§ DATA TO PROCESS
###

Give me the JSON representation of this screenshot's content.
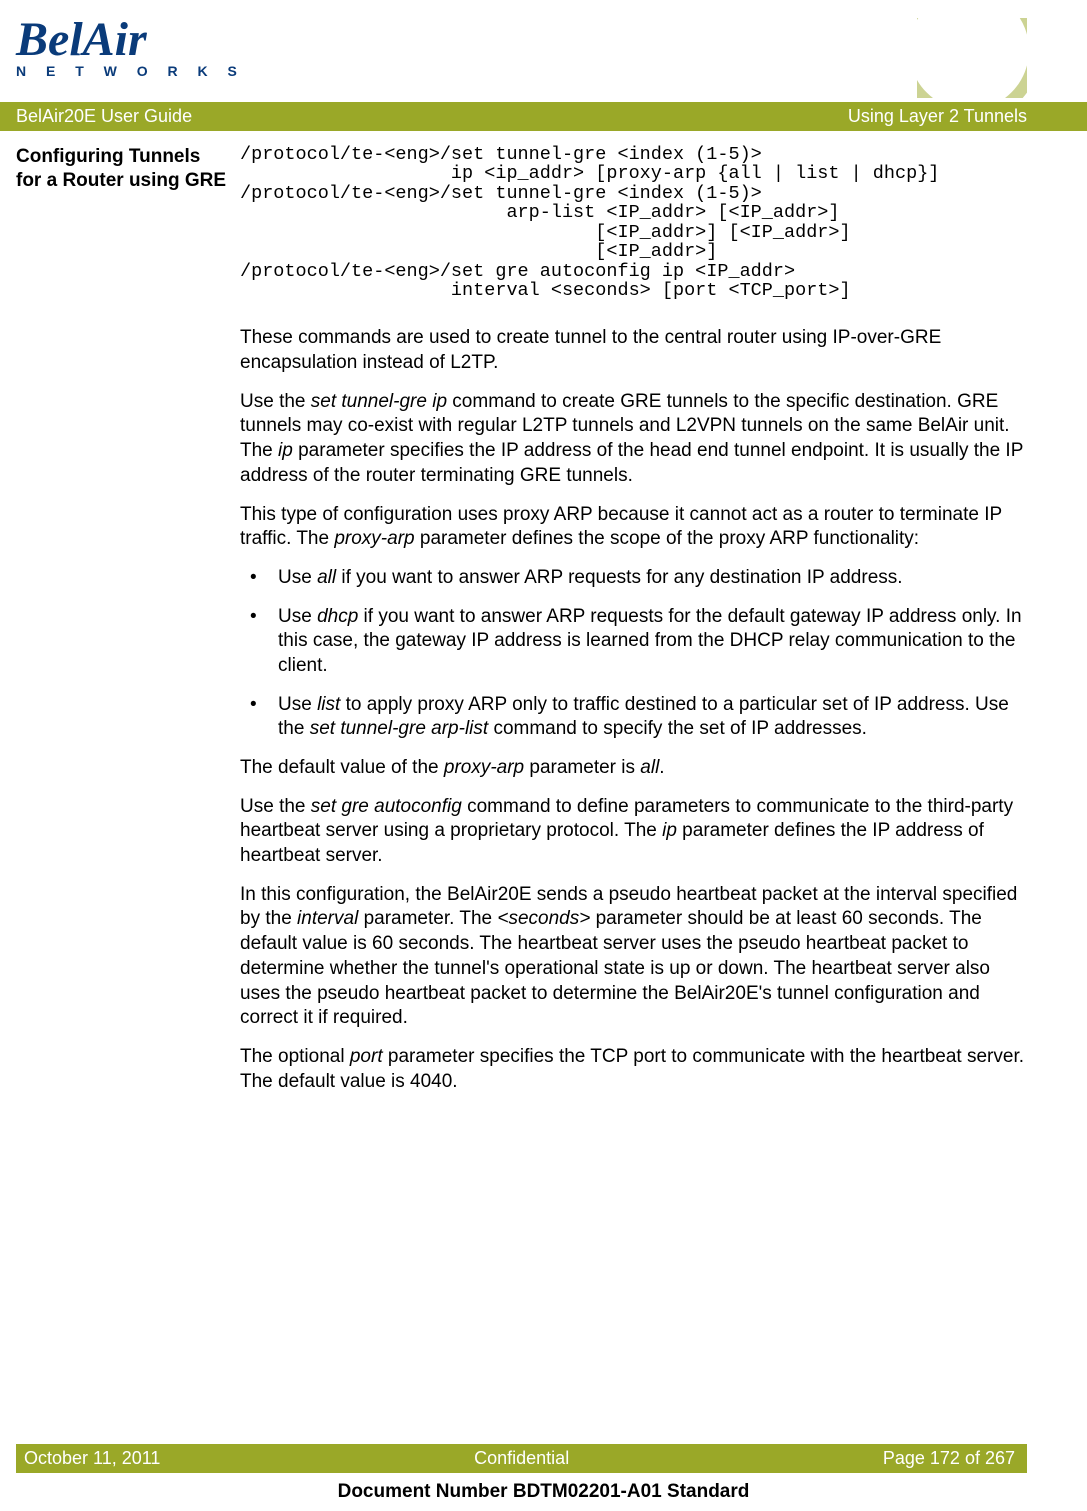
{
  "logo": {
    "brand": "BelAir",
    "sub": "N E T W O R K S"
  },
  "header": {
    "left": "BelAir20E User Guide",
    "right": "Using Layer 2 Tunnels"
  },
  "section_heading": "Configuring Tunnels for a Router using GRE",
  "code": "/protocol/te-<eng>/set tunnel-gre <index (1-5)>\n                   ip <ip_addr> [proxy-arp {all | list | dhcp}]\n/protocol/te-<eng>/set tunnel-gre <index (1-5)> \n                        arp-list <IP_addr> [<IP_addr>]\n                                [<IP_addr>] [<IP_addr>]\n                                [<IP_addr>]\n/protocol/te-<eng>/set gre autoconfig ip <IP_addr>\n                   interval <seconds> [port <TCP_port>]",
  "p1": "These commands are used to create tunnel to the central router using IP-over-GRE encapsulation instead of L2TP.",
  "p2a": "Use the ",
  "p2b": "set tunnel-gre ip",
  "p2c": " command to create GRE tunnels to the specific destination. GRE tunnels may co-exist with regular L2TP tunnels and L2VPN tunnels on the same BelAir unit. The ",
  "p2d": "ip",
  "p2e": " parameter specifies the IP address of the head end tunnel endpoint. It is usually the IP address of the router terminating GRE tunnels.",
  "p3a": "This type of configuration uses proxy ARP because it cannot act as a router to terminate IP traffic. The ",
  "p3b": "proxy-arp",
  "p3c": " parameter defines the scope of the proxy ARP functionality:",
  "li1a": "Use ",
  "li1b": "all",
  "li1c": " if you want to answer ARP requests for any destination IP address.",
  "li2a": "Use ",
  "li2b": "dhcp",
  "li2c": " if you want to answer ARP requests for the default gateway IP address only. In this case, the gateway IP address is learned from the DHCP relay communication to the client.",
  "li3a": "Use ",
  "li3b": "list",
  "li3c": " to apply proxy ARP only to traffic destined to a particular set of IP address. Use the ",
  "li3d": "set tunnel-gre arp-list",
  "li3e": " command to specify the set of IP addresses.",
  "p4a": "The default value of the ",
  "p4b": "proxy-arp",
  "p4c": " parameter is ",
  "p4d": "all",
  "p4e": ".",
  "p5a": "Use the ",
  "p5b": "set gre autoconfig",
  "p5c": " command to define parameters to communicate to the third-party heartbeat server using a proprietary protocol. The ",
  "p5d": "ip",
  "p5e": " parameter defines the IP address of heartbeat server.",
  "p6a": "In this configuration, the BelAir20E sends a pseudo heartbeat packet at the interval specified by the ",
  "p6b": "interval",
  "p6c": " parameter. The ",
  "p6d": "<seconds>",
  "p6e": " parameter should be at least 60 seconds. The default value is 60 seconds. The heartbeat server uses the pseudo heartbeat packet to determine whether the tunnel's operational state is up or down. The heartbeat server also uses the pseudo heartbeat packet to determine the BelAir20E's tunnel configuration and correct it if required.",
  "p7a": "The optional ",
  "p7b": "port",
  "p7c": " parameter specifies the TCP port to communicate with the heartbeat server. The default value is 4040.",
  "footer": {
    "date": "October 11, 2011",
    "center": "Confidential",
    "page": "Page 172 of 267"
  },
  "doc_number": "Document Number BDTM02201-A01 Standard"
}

###

Your copy of the data should match it exactly, except that pictures are left out.

Give me the JSON representation of this screenshot's content.
{
  "logo": {
    "brand": "BelAir",
    "sub": "N E T W O R K S"
  },
  "header": {
    "left": "BelAir20E User Guide",
    "right": "Using Layer 2 Tunnels"
  },
  "section_heading": "Configuring Tunnels for a Router using GRE",
  "code": "/protocol/te-<eng>/set tunnel-gre <index (1-5)>\n                   ip <ip_addr> [proxy-arp {all | list | dhcp}]\n/protocol/te-<eng>/set tunnel-gre <index (1-5)> \n                        arp-list <IP_addr> [<IP_addr>]\n                                [<IP_addr>] [<IP_addr>]\n                                [<IP_addr>]\n/protocol/te-<eng>/set gre autoconfig ip <IP_addr>\n                   interval <seconds> [port <TCP_port>]",
  "p1": "These commands are used to create tunnel to the central router using IP-over-GRE encapsulation instead of L2TP.",
  "p2a": "Use the ",
  "p2b": "set tunnel-gre ip",
  "p2c": " command to create GRE tunnels to the specific destination. GRE tunnels may co-exist with regular L2TP tunnels and L2VPN tunnels on the same BelAir unit. The ",
  "p2d": "ip",
  "p2e": " parameter specifies the IP address of the head end tunnel endpoint. It is usually the IP address of the router terminating GRE tunnels.",
  "p3a": "This type of configuration uses proxy ARP because it cannot act as a router to terminate IP traffic. The ",
  "p3b": "proxy-arp",
  "p3c": " parameter defines the scope of the proxy ARP functionality:",
  "li1a": "Use ",
  "li1b": "all",
  "li1c": " if you want to answer ARP requests for any destination IP address.",
  "li2a": "Use ",
  "li2b": "dhcp",
  "li2c": " if you want to answer ARP requests for the default gateway IP address only. In this case, the gateway IP address is learned from the DHCP relay communication to the client.",
  "li3a": "Use ",
  "li3b": "list",
  "li3c": " to apply proxy ARP only to traffic destined to a particular set of IP address. Use the ",
  "li3d": "set tunnel-gre arp-list",
  "li3e": " command to specify the set of IP addresses.",
  "p4a": "The default value of the ",
  "p4b": "proxy-arp",
  "p4c": " parameter is ",
  "p4d": "all",
  "p4e": ".",
  "p5a": "Use the ",
  "p5b": "set gre autoconfig",
  "p5c": " command to define parameters to communicate to the third-party heartbeat server using a proprietary protocol. The ",
  "p5d": "ip",
  "p5e": " parameter defines the IP address of heartbeat server.",
  "p6a": "In this configuration, the BelAir20E sends a pseudo heartbeat packet at the interval specified by the ",
  "p6b": "interval",
  "p6c": " parameter. The ",
  "p6d": "<seconds>",
  "p6e": " parameter should be at least 60 seconds. The default value is 60 seconds. The heartbeat server uses the pseudo heartbeat packet to determine whether the tunnel's operational state is up or down. The heartbeat server also uses the pseudo heartbeat packet to determine the BelAir20E's tunnel configuration and correct it if required.",
  "p7a": "The optional ",
  "p7b": "port",
  "p7c": " parameter specifies the TCP port to communicate with the heartbeat server. The default value is 4040.",
  "footer": {
    "date": "October 11, 2011",
    "center": "Confidential",
    "page": "Page 172 of 267"
  },
  "doc_number": "Document Number BDTM02201-A01 Standard"
}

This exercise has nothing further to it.